» **Rows from a figure dataset**:

######

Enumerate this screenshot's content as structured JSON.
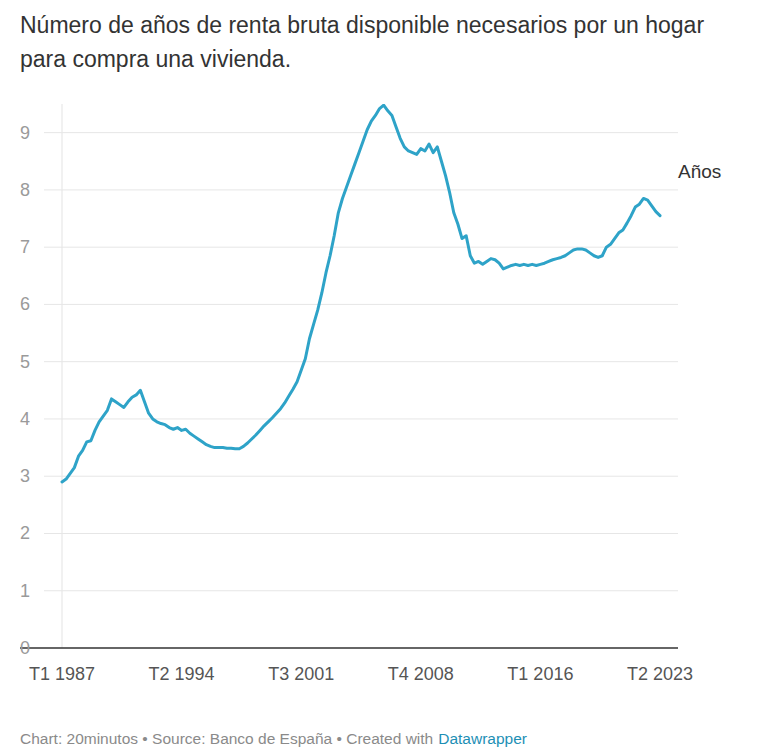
{
  "chart_data": {
    "type": "line",
    "title": "Número de años de renta bruta disponible necesarios por un hogar para compra una vivienda.",
    "categories": [
      "T1 1987",
      null,
      null,
      null,
      null,
      null,
      null,
      null,
      null,
      null,
      null,
      null,
      null,
      null,
      null,
      null,
      null,
      null,
      null,
      null,
      null,
      null,
      null,
      null,
      null,
      null,
      null,
      null,
      null,
      "T2 1994",
      null,
      null,
      null,
      null,
      null,
      null,
      null,
      null,
      null,
      null,
      null,
      null,
      null,
      null,
      null,
      null,
      null,
      null,
      null,
      null,
      null,
      null,
      null,
      null,
      null,
      null,
      null,
      null,
      "T3 2001",
      null,
      null,
      null,
      null,
      null,
      null,
      null,
      null,
      null,
      null,
      null,
      null,
      null,
      null,
      null,
      null,
      null,
      null,
      null,
      null,
      null,
      null,
      null,
      null,
      null,
      null,
      null,
      null,
      "T4 2008",
      null,
      null,
      null,
      null,
      null,
      null,
      null,
      null,
      null,
      null,
      null,
      null,
      null,
      null,
      null,
      null,
      null,
      null,
      null,
      null,
      null,
      null,
      null,
      null,
      null,
      null,
      null,
      null,
      "T1 2016",
      null,
      null,
      null,
      null,
      null,
      null,
      null,
      null,
      null,
      null,
      null,
      null,
      null,
      null,
      null,
      null,
      null,
      null,
      null,
      null,
      null,
      null,
      null,
      null,
      null,
      null,
      null,
      null,
      "T2 2023"
    ],
    "series": [
      {
        "name": "Años",
        "color": "#2ea3c8",
        "values": [
          2.9,
          2.95,
          3.05,
          3.15,
          3.35,
          3.45,
          3.6,
          3.62,
          3.8,
          3.95,
          4.05,
          4.15,
          4.35,
          4.3,
          4.25,
          4.2,
          4.3,
          4.38,
          4.42,
          4.5,
          4.3,
          4.1,
          4.0,
          3.95,
          3.92,
          3.9,
          3.85,
          3.82,
          3.85,
          3.8,
          3.82,
          3.75,
          3.7,
          3.65,
          3.6,
          3.55,
          3.52,
          3.5,
          3.5,
          3.5,
          3.49,
          3.49,
          3.48,
          3.48,
          3.52,
          3.58,
          3.65,
          3.72,
          3.8,
          3.88,
          3.95,
          4.02,
          4.1,
          4.18,
          4.28,
          4.4,
          4.52,
          4.65,
          4.85,
          5.05,
          5.4,
          5.65,
          5.9,
          6.2,
          6.55,
          6.85,
          7.2,
          7.6,
          7.85,
          8.05,
          8.25,
          8.45,
          8.65,
          8.85,
          9.05,
          9.2,
          9.3,
          9.42,
          9.48,
          9.38,
          9.3,
          9.1,
          8.9,
          8.75,
          8.68,
          8.65,
          8.62,
          8.72,
          8.68,
          8.8,
          8.65,
          8.75,
          8.5,
          8.25,
          7.95,
          7.6,
          7.4,
          7.15,
          7.2,
          6.85,
          6.72,
          6.75,
          6.7,
          6.75,
          6.8,
          6.78,
          6.72,
          6.62,
          6.65,
          6.68,
          6.7,
          6.68,
          6.7,
          6.68,
          6.7,
          6.68,
          6.7,
          6.72,
          6.75,
          6.78,
          6.8,
          6.82,
          6.85,
          6.9,
          6.95,
          6.97,
          6.97,
          6.95,
          6.9,
          6.85,
          6.82,
          6.85,
          7.0,
          7.05,
          7.15,
          7.25,
          7.3,
          7.42,
          7.55,
          7.7,
          7.75,
          7.85,
          7.82,
          7.72,
          7.62,
          7.55
        ]
      }
    ],
    "ylim": [
      0,
      9.5
    ],
    "yticks": [
      0,
      1,
      2,
      3,
      4,
      5,
      6,
      7,
      8,
      9
    ],
    "grid": true,
    "credit": "Chart: 20minutos • Source: Banco de España • Created with",
    "credit_link": "Datawrapper"
  }
}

######

» **Requirements**: All of the material above is to be copied exactly, except for its images.

» **Completed task**:
Enumerate this screenshot's content as structured JSON.
{
  "chart_data": {
    "type": "line",
    "title": "Número de años de renta bruta disponible necesarios por un hogar para compra una vivienda.",
    "categories": [
      "T1 1987",
      null,
      null,
      null,
      null,
      null,
      null,
      null,
      null,
      null,
      null,
      null,
      null,
      null,
      null,
      null,
      null,
      null,
      null,
      null,
      null,
      null,
      null,
      null,
      null,
      null,
      null,
      null,
      null,
      "T2 1994",
      null,
      null,
      null,
      null,
      null,
      null,
      null,
      null,
      null,
      null,
      null,
      null,
      null,
      null,
      null,
      null,
      null,
      null,
      null,
      null,
      null,
      null,
      null,
      null,
      null,
      null,
      null,
      null,
      "T3 2001",
      null,
      null,
      null,
      null,
      null,
      null,
      null,
      null,
      null,
      null,
      null,
      null,
      null,
      null,
      null,
      null,
      null,
      null,
      null,
      null,
      null,
      null,
      null,
      null,
      null,
      null,
      null,
      null,
      "T4 2008",
      null,
      null,
      null,
      null,
      null,
      null,
      null,
      null,
      null,
      null,
      null,
      null,
      null,
      null,
      null,
      null,
      null,
      null,
      null,
      null,
      null,
      null,
      null,
      null,
      null,
      null,
      null,
      null,
      "T1 2016",
      null,
      null,
      null,
      null,
      null,
      null,
      null,
      null,
      null,
      null,
      null,
      null,
      null,
      null,
      null,
      null,
      null,
      null,
      null,
      null,
      null,
      null,
      null,
      null,
      null,
      null,
      null,
      null,
      "T2 2023"
    ],
    "series": [
      {
        "name": "Años",
        "color": "#2ea3c8",
        "values": [
          2.9,
          2.95,
          3.05,
          3.15,
          3.35,
          3.45,
          3.6,
          3.62,
          3.8,
          3.95,
          4.05,
          4.15,
          4.35,
          4.3,
          4.25,
          4.2,
          4.3,
          4.38,
          4.42,
          4.5,
          4.3,
          4.1,
          4.0,
          3.95,
          3.92,
          3.9,
          3.85,
          3.82,
          3.85,
          3.8,
          3.82,
          3.75,
          3.7,
          3.65,
          3.6,
          3.55,
          3.52,
          3.5,
          3.5,
          3.5,
          3.49,
          3.49,
          3.48,
          3.48,
          3.52,
          3.58,
          3.65,
          3.72,
          3.8,
          3.88,
          3.95,
          4.02,
          4.1,
          4.18,
          4.28,
          4.4,
          4.52,
          4.65,
          4.85,
          5.05,
          5.4,
          5.65,
          5.9,
          6.2,
          6.55,
          6.85,
          7.2,
          7.6,
          7.85,
          8.05,
          8.25,
          8.45,
          8.65,
          8.85,
          9.05,
          9.2,
          9.3,
          9.42,
          9.48,
          9.38,
          9.3,
          9.1,
          8.9,
          8.75,
          8.68,
          8.65,
          8.62,
          8.72,
          8.68,
          8.8,
          8.65,
          8.75,
          8.5,
          8.25,
          7.95,
          7.6,
          7.4,
          7.15,
          7.2,
          6.85,
          6.72,
          6.75,
          6.7,
          6.75,
          6.8,
          6.78,
          6.72,
          6.62,
          6.65,
          6.68,
          6.7,
          6.68,
          6.7,
          6.68,
          6.7,
          6.68,
          6.7,
          6.72,
          6.75,
          6.78,
          6.8,
          6.82,
          6.85,
          6.9,
          6.95,
          6.97,
          6.97,
          6.95,
          6.9,
          6.85,
          6.82,
          6.85,
          7.0,
          7.05,
          7.15,
          7.25,
          7.3,
          7.42,
          7.55,
          7.7,
          7.75,
          7.85,
          7.82,
          7.72,
          7.62,
          7.55
        ]
      }
    ],
    "ylim": [
      0,
      9.5
    ],
    "yticks": [
      0,
      1,
      2,
      3,
      4,
      5,
      6,
      7,
      8,
      9
    ],
    "grid": true,
    "credit": "Chart: 20minutos • Source: Banco de España • Created with",
    "credit_link": "Datawrapper"
  }
}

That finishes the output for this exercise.